> _SET TASK_
Retype the whole listing, please, keeping every line exact and dropping the pictures.

Stored data entries:
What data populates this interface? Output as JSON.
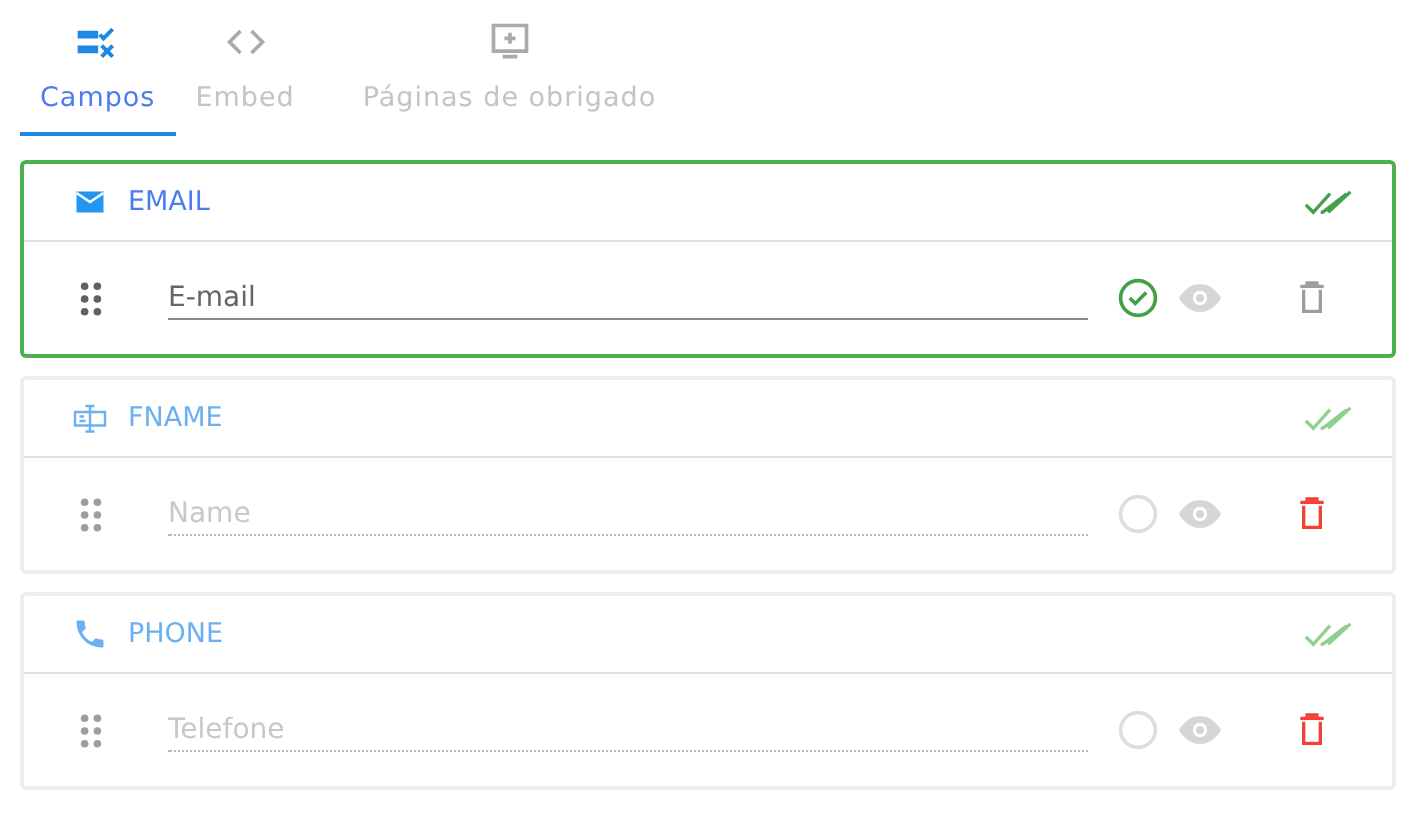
{
  "tabs": [
    {
      "label": "Campos",
      "kind": "checklist",
      "selected": true
    },
    {
      "label": "Embed",
      "kind": "code",
      "selected": false
    },
    {
      "label": "Páginas de obrigado",
      "kind": "monitor",
      "selected": false
    }
  ],
  "fields": [
    {
      "name": "EMAIL",
      "kind": "email",
      "placeholder": "E-mail",
      "selected": true,
      "required": true,
      "deletable": false
    },
    {
      "name": "FNAME",
      "kind": "text",
      "placeholder": "Name",
      "selected": false,
      "required": false,
      "deletable": true
    },
    {
      "name": "PHONE",
      "kind": "phone",
      "placeholder": "Telefone",
      "selected": false,
      "required": false,
      "deletable": true
    }
  ]
}
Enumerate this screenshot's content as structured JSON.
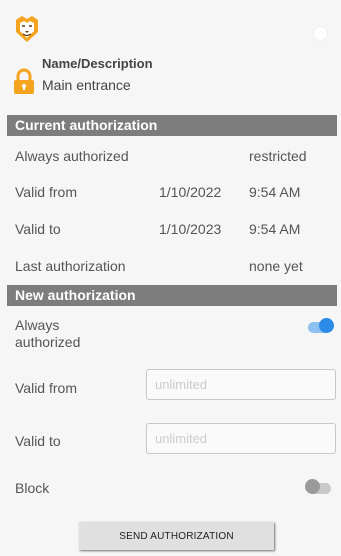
{
  "header": {
    "name_label": "Name/Description",
    "name_value": "Main entrance"
  },
  "current_authorization": {
    "title": "Current authorization",
    "always_authorized_label": "Always authorized",
    "always_authorized_value": "restricted",
    "valid_from_label": "Valid from",
    "valid_from_date": "1/10/2022",
    "valid_from_time": "9:54 AM",
    "valid_to_label": "Valid to",
    "valid_to_date": "1/10/2023",
    "valid_to_time": "9:54 AM",
    "last_authorization_label": "Last authorization",
    "last_authorization_value": "none yet"
  },
  "new_authorization": {
    "title": "New authorization",
    "always_authorized_label_line1": "Always",
    "always_authorized_label_line2": "authorized",
    "always_authorized_on": true,
    "valid_from_label": "Valid from",
    "valid_from_placeholder": "unlimited",
    "valid_to_label": "Valid to",
    "valid_to_placeholder": "unlimited",
    "block_label": "Block",
    "block_on": false
  },
  "actions": {
    "send_label": "SEND AUTHORIZATION"
  },
  "colors": {
    "accent": "#2b8be6",
    "lock": "#f4a41e",
    "section_header": "#7d7d7d"
  },
  "icons": [
    "lion-logo-icon",
    "lock-icon"
  ]
}
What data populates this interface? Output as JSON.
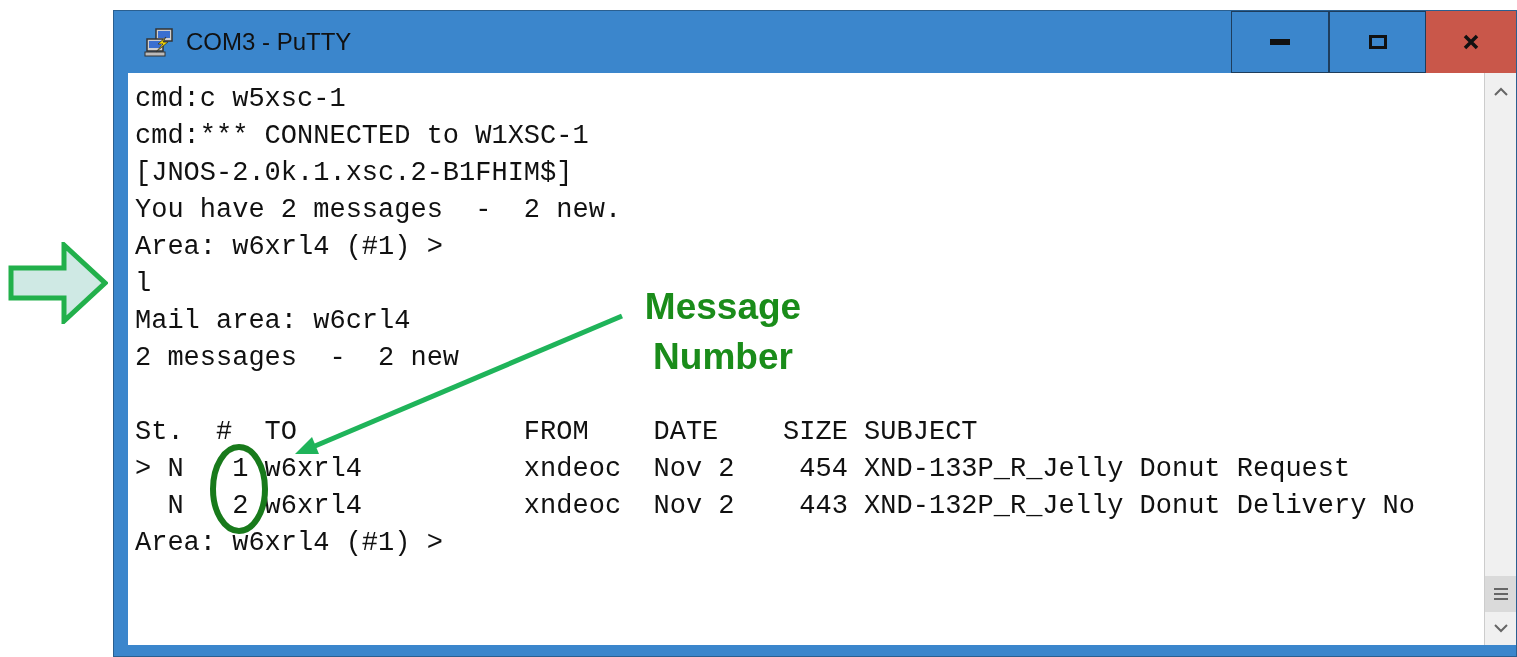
{
  "window": {
    "title": "COM3 - PuTTY"
  },
  "terminal": {
    "lines": [
      "cmd:c w5xsc-1",
      "cmd:*** CONNECTED to W1XSC-1",
      "[JNOS-2.0k.1.xsc.2-B1FHIM$]",
      "You have 2 messages  -  2 new.",
      "Area: w6xrl4 (#1) >",
      "l",
      "Mail area: w6crl4",
      "2 messages  -  2 new"
    ],
    "listing": {
      "header": "St.  #  TO              FROM    DATE    SIZE SUBJECT",
      "rows": [
        "> N   1 w6xrl4          xndeoc  Nov 2    454 XND-133P_R_Jelly Donut Request",
        "  N   2 w6xrl4          xndeoc  Nov 2    443 XND-132P_R_Jelly Donut Delivery No"
      ]
    },
    "prompt": "Area: w6xrl4 (#1) >"
  },
  "annotation": {
    "label": "Message Number"
  }
}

> _WRITTEN SOLUTION_
What data populates this interface? Output as JSON.
{
  "tabs": [
    {
      "label": "Campos",
      "kind": "checklist",
      "selected": true
    },
    {
      "label": "Embed",
      "kind": "code",
      "selected": false
    },
    {
      "label": "Páginas de obrigado",
      "kind": "monitor",
      "selected": false
    }
  ],
  "fields": [
    {
      "name": "EMAIL",
      "kind": "email",
      "placeholder": "E-mail",
      "selected": true,
      "required": true,
      "deletable": false
    },
    {
      "name": "FNAME",
      "kind": "text",
      "placeholder": "Name",
      "selected": false,
      "required": false,
      "deletable": true
    },
    {
      "name": "PHONE",
      "kind": "phone",
      "placeholder": "Telefone",
      "selected": false,
      "required": false,
      "deletable": true
    }
  ]
}
Enumerate this screenshot's content as structured JSON.
{
  "header": {
    "name_label": "Name/Description",
    "name_value": "Main entrance"
  },
  "current_authorization": {
    "title": "Current authorization",
    "always_authorized_label": "Always authorized",
    "always_authorized_value": "restricted",
    "valid_from_label": "Valid from",
    "valid_from_date": "1/10/2022",
    "valid_from_time": "9:54 AM",
    "valid_to_label": "Valid to",
    "valid_to_date": "1/10/2023",
    "valid_to_time": "9:54 AM",
    "last_authorization_label": "Last authorization",
    "last_authorization_value": "none yet"
  },
  "new_authorization": {
    "title": "New authorization",
    "always_authorized_label_line1": "Always",
    "always_authorized_label_line2": "authorized",
    "always_authorized_on": true,
    "valid_from_label": "Valid from",
    "valid_from_placeholder": "unlimited",
    "valid_to_label": "Valid to",
    "valid_to_placeholder": "unlimited",
    "block_label": "Block",
    "block_on": false
  },
  "actions": {
    "send_label": "SEND AUTHORIZATION"
  },
  "colors": {
    "accent": "#2b8be6",
    "lock": "#f4a41e",
    "section_header": "#7d7d7d"
  },
  "icons": [
    "lion-logo-icon",
    "lock-icon"
  ]
}
What data populates this interface? Output as JSON.
{
  "window": {
    "title": "COM3 - PuTTY"
  },
  "terminal": {
    "lines": [
      "cmd:c w5xsc-1",
      "cmd:*** CONNECTED to W1XSC-1",
      "[JNOS-2.0k.1.xsc.2-B1FHIM$]",
      "You have 2 messages  -  2 new.",
      "Area: w6xrl4 (#1) >",
      "l",
      "Mail area: w6crl4",
      "2 messages  -  2 new"
    ],
    "listing": {
      "header": "St.  #  TO              FROM    DATE    SIZE SUBJECT",
      "rows": [
        "> N   1 w6xrl4          xndeoc  Nov 2    454 XND-133P_R_Jelly Donut Request",
        "  N   2 w6xrl4          xndeoc  Nov 2    443 XND-132P_R_Jelly Donut Delivery No"
      ]
    },
    "prompt": "Area: w6xrl4 (#1) >"
  },
  "annotation": {
    "label": "Message Number"
  }
}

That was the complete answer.